Reproduce every line of the material below word for word, changing nothing.

----- RAW DATA

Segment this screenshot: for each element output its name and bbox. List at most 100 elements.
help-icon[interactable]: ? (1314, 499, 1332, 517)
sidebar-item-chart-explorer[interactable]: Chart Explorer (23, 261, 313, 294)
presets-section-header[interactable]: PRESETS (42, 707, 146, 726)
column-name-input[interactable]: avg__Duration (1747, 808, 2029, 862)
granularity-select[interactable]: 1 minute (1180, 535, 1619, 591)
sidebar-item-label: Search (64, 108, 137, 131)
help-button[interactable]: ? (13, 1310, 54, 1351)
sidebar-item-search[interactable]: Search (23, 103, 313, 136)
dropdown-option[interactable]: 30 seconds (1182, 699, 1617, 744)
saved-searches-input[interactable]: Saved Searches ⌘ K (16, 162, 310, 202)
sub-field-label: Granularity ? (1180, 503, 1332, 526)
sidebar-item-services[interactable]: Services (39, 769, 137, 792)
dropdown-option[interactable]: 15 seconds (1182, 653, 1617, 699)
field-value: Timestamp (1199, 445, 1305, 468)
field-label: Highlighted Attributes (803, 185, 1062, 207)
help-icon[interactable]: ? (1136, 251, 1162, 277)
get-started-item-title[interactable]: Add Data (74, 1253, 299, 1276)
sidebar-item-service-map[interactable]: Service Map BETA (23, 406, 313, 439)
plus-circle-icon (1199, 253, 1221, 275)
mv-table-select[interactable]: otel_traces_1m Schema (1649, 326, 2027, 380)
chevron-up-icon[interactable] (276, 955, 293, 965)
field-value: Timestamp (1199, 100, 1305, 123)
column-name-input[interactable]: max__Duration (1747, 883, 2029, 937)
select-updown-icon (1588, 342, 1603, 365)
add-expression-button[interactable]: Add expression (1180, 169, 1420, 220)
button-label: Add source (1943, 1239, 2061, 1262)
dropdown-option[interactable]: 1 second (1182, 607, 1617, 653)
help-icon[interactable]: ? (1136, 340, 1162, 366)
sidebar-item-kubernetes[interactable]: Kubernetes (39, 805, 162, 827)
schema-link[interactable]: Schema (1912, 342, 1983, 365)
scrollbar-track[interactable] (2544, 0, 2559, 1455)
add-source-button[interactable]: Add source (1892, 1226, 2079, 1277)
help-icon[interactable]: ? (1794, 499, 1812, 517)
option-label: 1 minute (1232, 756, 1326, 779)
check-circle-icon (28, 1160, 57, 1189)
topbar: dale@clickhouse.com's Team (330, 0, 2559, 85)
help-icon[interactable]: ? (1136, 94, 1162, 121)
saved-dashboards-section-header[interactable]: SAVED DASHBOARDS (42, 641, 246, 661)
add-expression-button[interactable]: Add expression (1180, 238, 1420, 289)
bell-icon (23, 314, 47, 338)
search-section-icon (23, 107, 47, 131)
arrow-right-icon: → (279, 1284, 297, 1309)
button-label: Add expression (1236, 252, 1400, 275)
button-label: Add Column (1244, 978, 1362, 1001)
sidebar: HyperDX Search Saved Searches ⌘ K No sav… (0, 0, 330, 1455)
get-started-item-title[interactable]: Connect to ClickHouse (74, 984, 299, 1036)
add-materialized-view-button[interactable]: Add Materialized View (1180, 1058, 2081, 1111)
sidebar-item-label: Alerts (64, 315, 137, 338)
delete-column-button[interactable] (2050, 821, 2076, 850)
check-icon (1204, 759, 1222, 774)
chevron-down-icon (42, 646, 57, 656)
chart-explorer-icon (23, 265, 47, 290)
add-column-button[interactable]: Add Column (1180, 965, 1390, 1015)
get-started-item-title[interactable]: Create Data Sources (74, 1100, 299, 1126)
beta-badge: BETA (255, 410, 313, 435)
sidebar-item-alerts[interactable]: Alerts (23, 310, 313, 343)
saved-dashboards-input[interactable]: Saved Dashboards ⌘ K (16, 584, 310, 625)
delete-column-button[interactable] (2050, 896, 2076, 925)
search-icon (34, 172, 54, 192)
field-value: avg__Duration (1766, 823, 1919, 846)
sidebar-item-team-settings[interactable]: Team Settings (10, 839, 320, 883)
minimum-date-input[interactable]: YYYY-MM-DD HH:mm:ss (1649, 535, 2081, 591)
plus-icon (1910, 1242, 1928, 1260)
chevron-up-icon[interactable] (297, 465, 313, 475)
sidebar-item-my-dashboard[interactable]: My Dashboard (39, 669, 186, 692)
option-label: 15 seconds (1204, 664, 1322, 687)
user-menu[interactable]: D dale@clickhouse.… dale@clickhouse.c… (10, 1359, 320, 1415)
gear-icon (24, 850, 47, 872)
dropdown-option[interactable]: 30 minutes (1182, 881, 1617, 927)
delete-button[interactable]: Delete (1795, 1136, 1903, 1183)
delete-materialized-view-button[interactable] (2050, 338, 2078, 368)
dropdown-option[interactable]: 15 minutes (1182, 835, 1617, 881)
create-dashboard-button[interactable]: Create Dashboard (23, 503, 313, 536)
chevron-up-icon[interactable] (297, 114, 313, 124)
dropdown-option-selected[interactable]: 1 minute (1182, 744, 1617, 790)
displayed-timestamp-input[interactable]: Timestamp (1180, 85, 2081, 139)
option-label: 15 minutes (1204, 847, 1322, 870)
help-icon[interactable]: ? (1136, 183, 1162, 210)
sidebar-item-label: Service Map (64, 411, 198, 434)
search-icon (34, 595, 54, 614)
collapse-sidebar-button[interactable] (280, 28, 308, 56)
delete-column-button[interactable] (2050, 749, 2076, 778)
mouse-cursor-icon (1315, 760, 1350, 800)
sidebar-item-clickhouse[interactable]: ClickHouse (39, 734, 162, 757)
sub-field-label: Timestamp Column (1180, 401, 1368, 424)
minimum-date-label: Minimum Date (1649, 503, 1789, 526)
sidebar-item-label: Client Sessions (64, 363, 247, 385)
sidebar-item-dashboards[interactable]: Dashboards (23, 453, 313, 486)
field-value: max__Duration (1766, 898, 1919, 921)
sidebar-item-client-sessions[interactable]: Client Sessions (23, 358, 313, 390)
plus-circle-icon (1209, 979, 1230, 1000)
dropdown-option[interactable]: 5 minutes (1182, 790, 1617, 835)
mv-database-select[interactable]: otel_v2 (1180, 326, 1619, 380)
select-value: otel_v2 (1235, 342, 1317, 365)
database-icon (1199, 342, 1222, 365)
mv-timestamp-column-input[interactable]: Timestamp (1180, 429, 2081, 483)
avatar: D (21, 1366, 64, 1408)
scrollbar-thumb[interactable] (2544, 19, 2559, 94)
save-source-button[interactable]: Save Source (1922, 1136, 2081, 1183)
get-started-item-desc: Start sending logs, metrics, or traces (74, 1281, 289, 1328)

----------

**TASK RESPONSE:**
Segment this screenshot: for each element output its name and bbox. List at most 100 elements.
help-icon[interactable]: ? (1314, 499, 1332, 517)
sidebar-item-chart-explorer[interactable]: Chart Explorer (23, 261, 313, 294)
presets-section-header[interactable]: PRESETS (42, 707, 146, 726)
column-name-input[interactable]: avg__Duration (1747, 808, 2029, 862)
granularity-select[interactable]: 1 minute (1180, 535, 1619, 591)
sidebar-item-label: Search (64, 108, 137, 131)
help-button[interactable]: ? (13, 1310, 54, 1351)
sidebar-item-search[interactable]: Search (23, 103, 313, 136)
dropdown-option[interactable]: 30 seconds (1182, 699, 1617, 744)
saved-searches-input[interactable]: Saved Searches ⌘ K (16, 162, 310, 202)
sub-field-label: Granularity ? (1180, 503, 1332, 526)
sidebar-item-services[interactable]: Services (39, 769, 137, 792)
dropdown-option[interactable]: 15 seconds (1182, 653, 1617, 699)
field-value: Timestamp (1199, 445, 1305, 468)
field-label: Highlighted Attributes (803, 185, 1062, 207)
help-icon[interactable]: ? (1136, 251, 1162, 277)
get-started-item-title[interactable]: Add Data (74, 1253, 299, 1276)
sidebar-item-service-map[interactable]: Service Map BETA (23, 406, 313, 439)
plus-circle-icon (1199, 253, 1221, 275)
mv-table-select[interactable]: otel_traces_1m Schema (1649, 326, 2027, 380)
chevron-up-icon[interactable] (276, 955, 293, 965)
field-value: Timestamp (1199, 100, 1305, 123)
column-name-input[interactable]: max__Duration (1747, 883, 2029, 937)
select-updown-icon (1588, 342, 1603, 365)
add-expression-button[interactable]: Add expression (1180, 169, 1420, 220)
button-label: Add source (1943, 1239, 2061, 1262)
dropdown-option[interactable]: 1 second (1182, 607, 1617, 653)
help-icon[interactable]: ? (1136, 340, 1162, 366)
sidebar-item-kubernetes[interactable]: Kubernetes (39, 805, 162, 827)
schema-link[interactable]: Schema (1912, 342, 1983, 365)
scrollbar-track[interactable] (2544, 0, 2559, 1455)
add-source-button[interactable]: Add source (1892, 1226, 2079, 1277)
help-icon[interactable]: ? (1794, 499, 1812, 517)
option-label: 1 minute (1232, 756, 1326, 779)
check-circle-icon (28, 1160, 57, 1189)
topbar: dale@clickhouse.com's Team (330, 0, 2559, 85)
help-icon[interactable]: ? (1136, 94, 1162, 121)
saved-dashboards-section-header[interactable]: SAVED DASHBOARDS (42, 641, 246, 661)
add-expression-button[interactable]: Add expression (1180, 238, 1420, 289)
bell-icon (23, 314, 47, 338)
search-section-icon (23, 107, 47, 131)
arrow-right-icon: → (279, 1284, 297, 1309)
button-label: Add expression (1236, 252, 1400, 275)
button-label: Add Column (1244, 978, 1362, 1001)
sidebar: HyperDX Search Saved Searches ⌘ K No sav… (0, 0, 330, 1455)
get-started-item-title[interactable]: Connect to ClickHouse (74, 984, 299, 1036)
add-materialized-view-button[interactable]: Add Materialized View (1180, 1058, 2081, 1111)
sidebar-item-label: Alerts (64, 315, 137, 338)
delete-column-button[interactable] (2050, 821, 2076, 850)
check-icon (1204, 759, 1222, 774)
chevron-down-icon (42, 646, 57, 656)
chart-explorer-icon (23, 265, 47, 290)
add-column-button[interactable]: Add Column (1180, 965, 1390, 1015)
get-started-item-title[interactable]: Create Data Sources (74, 1100, 299, 1126)
beta-badge: BETA (255, 410, 313, 435)
sidebar-item-alerts[interactable]: Alerts (23, 310, 313, 343)
saved-dashboards-input[interactable]: Saved Dashboards ⌘ K (16, 584, 310, 625)
delete-column-button[interactable] (2050, 896, 2076, 925)
search-icon (34, 172, 54, 192)
field-value: avg__Duration (1766, 823, 1919, 846)
sidebar-item-team-settings[interactable]: Team Settings (10, 839, 320, 883)
minimum-date-input[interactable]: YYYY-MM-DD HH:mm:ss (1649, 535, 2081, 591)
plus-icon (1910, 1242, 1928, 1260)
chevron-up-icon[interactable] (297, 465, 313, 475)
sidebar-item-my-dashboard[interactable]: My Dashboard (39, 669, 186, 692)
option-label: 15 seconds (1204, 664, 1322, 687)
user-menu[interactable]: D dale@clickhouse.… dale@clickhouse.c… (10, 1359, 320, 1415)
gear-icon (24, 850, 47, 872)
dropdown-option[interactable]: 30 minutes (1182, 881, 1617, 927)
delete-button[interactable]: Delete (1795, 1136, 1903, 1183)
delete-materialized-view-button[interactable] (2050, 338, 2078, 368)
dropdown-option[interactable]: 15 minutes (1182, 835, 1617, 881)
create-dashboard-button[interactable]: Create Dashboard (23, 503, 313, 536)
chevron-up-icon[interactable] (297, 114, 313, 124)
dropdown-option-selected[interactable]: 1 minute (1182, 744, 1617, 790)
displayed-timestamp-input[interactable]: Timestamp (1180, 85, 2081, 139)
option-label: 15 minutes (1204, 847, 1322, 870)
help-icon[interactable]: ? (1136, 183, 1162, 210)
sidebar-item-label: Service Map (64, 411, 198, 434)
search-icon (34, 595, 54, 614)
collapse-sidebar-button[interactable] (280, 28, 308, 56)
delete-column-button[interactable] (2050, 749, 2076, 778)
mouse-cursor-icon (1315, 760, 1350, 800)
sidebar-item-clickhouse[interactable]: ClickHouse (39, 734, 162, 757)
sub-field-label: Timestamp Column (1180, 401, 1368, 424)
minimum-date-label: Minimum Date (1649, 503, 1789, 526)
sidebar-item-label: Client Sessions (64, 363, 247, 385)
sidebar-item-dashboards[interactable]: Dashboards (23, 453, 313, 486)
field-value: max__Duration (1766, 898, 1919, 921)
sidebar-item-client-sessions[interactable]: Client Sessions (23, 358, 313, 390)
plus-circle-icon (1209, 979, 1230, 1000)
dropdown-option[interactable]: 5 minutes (1182, 790, 1617, 835)
mv-database-select[interactable]: otel_v2 (1180, 326, 1619, 380)
select-value: otel_v2 (1235, 342, 1317, 365)
database-icon (1199, 342, 1222, 365)
mv-timestamp-column-input[interactable]: Timestamp (1180, 429, 2081, 483)
avatar: D (21, 1366, 64, 1408)
scrollbar-thumb[interactable] (2544, 19, 2559, 94)
save-source-button[interactable]: Save Source (1922, 1136, 2081, 1183)
get-started-item-desc: Start sending logs, metrics, or traces (74, 1281, 289, 1328)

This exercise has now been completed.